# [WHAT YOU SHOULD DO]
Scan the lines below for the string "category" and copy every one that has it.

# [DATA FOR PROCESSING]
════════

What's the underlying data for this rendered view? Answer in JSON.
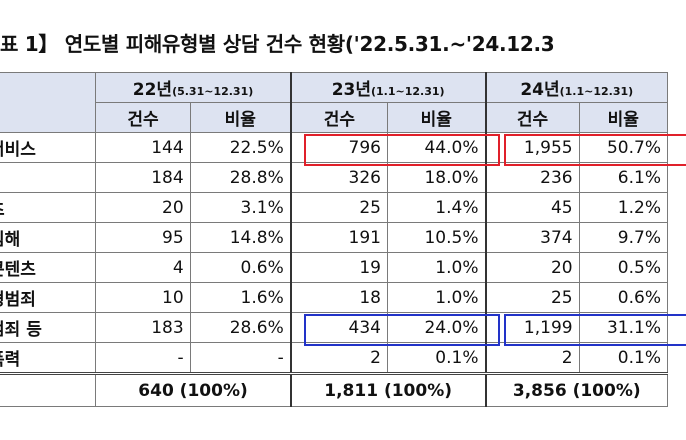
{
  "title": {
    "prefix": "표 1】",
    "main": "연도별 피해유형별 상담 건수 현황('22.5.31.~'24.12.3"
  },
  "years": [
    {
      "year": "22년",
      "range": "(5.31~12.31)"
    },
    {
      "year": "23년",
      "range": "(1.1~12.31)"
    },
    {
      "year": "24년",
      "range": "(1.1~12.31)"
    }
  ],
  "sub_headers": {
    "count": "건수",
    "ratio": "비율"
  },
  "rows": [
    {
      "category": "서비스",
      "c22": "144",
      "r22": "22.5%",
      "c23": "796",
      "r23": "44.0%",
      "c24": "1,955",
      "r24": "50.7%"
    },
    {
      "category": "l",
      "c22": "184",
      "r22": "28.8%",
      "c23": "326",
      "r23": "18.0%",
      "c24": "236",
      "r24": "6.1%"
    },
    {
      "category": "츠",
      "c22": "20",
      "r22": "3.1%",
      "c23": "25",
      "r23": "1.4%",
      "c24": "45",
      "r24": "1.2%"
    },
    {
      "category": "침해",
      "c22": "95",
      "r22": "14.8%",
      "c23": "191",
      "r23": "10.5%",
      "c24": "374",
      "r24": "9.7%"
    },
    {
      "category": "콘텐츠",
      "c22": "4",
      "r22": "0.6%",
      "c23": "19",
      "r23": "1.0%",
      "c24": "20",
      "r24": "0.5%"
    },
    {
      "category": "형범죄",
      "c22": "10",
      "r22": "1.6%",
      "c23": "18",
      "r23": "1.0%",
      "c24": "25",
      "r24": "0.6%"
    },
    {
      "category": "범죄 등",
      "c22": "183",
      "r22": "28.6%",
      "c23": "434",
      "r23": "24.0%",
      "c24": "1,199",
      "r24": "31.1%"
    },
    {
      "category": "폭력",
      "c22": "-",
      "r22": "-",
      "c23": "2",
      "r23": "0.1%",
      "c24": "2",
      "r24": "0.1%"
    }
  ],
  "totals": {
    "t22": "640 (100%)",
    "t23": "1,811 (100%)",
    "t24": "3,856 (100%)"
  },
  "highlight_colors": {
    "red": "#e0202a",
    "blue": "#2233c8"
  }
}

════════

# [FINAL RESULT]
      "category": "서비스",
      "category": "l",
      "category": "츠",
      "category": "침해",
      "category": "콘텐츠",
      "category": "형범죄",
      "category": "범죄 등",
      "category": "폭력",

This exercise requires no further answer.